Stored items from a collection
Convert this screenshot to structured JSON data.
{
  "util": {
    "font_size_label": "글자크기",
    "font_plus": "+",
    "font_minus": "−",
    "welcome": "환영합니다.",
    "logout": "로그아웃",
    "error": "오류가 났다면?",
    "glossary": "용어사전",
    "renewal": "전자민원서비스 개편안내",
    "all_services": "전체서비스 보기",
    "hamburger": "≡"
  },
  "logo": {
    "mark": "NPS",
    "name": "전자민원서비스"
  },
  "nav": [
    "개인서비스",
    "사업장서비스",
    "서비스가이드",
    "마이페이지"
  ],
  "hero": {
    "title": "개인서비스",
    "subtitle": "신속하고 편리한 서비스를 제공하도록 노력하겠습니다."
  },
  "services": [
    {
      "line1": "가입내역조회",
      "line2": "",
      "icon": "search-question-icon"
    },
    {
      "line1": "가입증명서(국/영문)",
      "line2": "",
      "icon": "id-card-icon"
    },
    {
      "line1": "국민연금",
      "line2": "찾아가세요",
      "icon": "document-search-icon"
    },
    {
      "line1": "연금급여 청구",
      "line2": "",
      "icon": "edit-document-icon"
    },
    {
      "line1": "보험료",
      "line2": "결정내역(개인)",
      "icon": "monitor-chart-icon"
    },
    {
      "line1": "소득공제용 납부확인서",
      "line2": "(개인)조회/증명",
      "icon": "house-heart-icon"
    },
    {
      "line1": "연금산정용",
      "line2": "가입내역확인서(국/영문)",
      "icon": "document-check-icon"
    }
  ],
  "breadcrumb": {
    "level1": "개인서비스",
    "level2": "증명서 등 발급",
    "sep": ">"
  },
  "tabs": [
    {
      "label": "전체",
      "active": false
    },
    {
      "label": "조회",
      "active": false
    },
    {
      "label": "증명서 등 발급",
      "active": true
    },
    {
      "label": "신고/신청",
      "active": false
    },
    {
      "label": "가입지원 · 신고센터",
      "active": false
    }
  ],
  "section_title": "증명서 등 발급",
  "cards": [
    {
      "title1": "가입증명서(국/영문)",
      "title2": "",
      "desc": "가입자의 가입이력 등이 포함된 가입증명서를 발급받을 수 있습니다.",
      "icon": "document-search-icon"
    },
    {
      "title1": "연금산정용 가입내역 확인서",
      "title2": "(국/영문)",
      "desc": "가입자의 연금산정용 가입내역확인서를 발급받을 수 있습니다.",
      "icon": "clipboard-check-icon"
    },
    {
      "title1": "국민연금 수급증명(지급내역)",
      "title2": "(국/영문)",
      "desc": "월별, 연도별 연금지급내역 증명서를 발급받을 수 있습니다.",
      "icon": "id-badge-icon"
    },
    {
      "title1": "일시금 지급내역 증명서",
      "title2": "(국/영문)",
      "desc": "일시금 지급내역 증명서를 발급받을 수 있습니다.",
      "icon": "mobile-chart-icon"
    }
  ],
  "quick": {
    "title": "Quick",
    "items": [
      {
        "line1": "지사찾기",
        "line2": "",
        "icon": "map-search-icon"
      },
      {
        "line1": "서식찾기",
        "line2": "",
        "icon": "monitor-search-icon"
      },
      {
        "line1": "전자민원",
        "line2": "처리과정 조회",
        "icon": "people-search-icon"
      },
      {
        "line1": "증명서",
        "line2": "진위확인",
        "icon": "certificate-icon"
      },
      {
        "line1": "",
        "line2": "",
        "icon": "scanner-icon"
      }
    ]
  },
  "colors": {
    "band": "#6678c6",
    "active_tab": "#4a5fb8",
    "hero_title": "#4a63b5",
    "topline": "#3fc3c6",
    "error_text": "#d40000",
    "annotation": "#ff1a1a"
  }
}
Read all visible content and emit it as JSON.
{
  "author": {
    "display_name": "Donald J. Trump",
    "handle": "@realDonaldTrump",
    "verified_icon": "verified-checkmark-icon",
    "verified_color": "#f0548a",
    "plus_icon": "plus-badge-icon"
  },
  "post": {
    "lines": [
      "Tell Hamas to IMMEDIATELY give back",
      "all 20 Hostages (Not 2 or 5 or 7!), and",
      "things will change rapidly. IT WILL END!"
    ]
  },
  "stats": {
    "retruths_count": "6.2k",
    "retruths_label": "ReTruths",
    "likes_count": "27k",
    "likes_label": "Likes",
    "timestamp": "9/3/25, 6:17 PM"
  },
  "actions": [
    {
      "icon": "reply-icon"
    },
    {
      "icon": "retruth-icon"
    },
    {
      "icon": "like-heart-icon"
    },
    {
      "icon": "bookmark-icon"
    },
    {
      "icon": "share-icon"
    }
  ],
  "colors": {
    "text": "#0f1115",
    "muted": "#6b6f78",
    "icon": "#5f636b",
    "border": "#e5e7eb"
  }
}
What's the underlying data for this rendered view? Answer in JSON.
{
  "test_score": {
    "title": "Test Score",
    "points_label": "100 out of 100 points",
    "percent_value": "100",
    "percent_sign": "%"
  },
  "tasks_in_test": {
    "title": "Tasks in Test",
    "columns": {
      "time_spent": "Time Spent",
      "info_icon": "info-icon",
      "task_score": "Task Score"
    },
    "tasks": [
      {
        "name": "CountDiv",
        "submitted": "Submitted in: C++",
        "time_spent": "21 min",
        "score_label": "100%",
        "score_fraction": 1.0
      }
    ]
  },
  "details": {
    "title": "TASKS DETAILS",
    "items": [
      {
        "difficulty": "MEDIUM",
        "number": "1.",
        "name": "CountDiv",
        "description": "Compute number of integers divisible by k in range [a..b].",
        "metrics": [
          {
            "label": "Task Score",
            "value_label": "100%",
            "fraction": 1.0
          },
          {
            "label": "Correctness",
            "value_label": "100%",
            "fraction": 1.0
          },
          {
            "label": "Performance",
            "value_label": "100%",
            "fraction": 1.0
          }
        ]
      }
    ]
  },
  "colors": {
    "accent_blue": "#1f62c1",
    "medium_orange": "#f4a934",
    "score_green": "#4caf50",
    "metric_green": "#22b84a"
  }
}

• [Aim of the exercise]: Copy every single line of the material above that holds "number".

• [Response for this exercise]:
        "number": "1.",
        "description": "Compute number of integers divisible by k in range [a..b].",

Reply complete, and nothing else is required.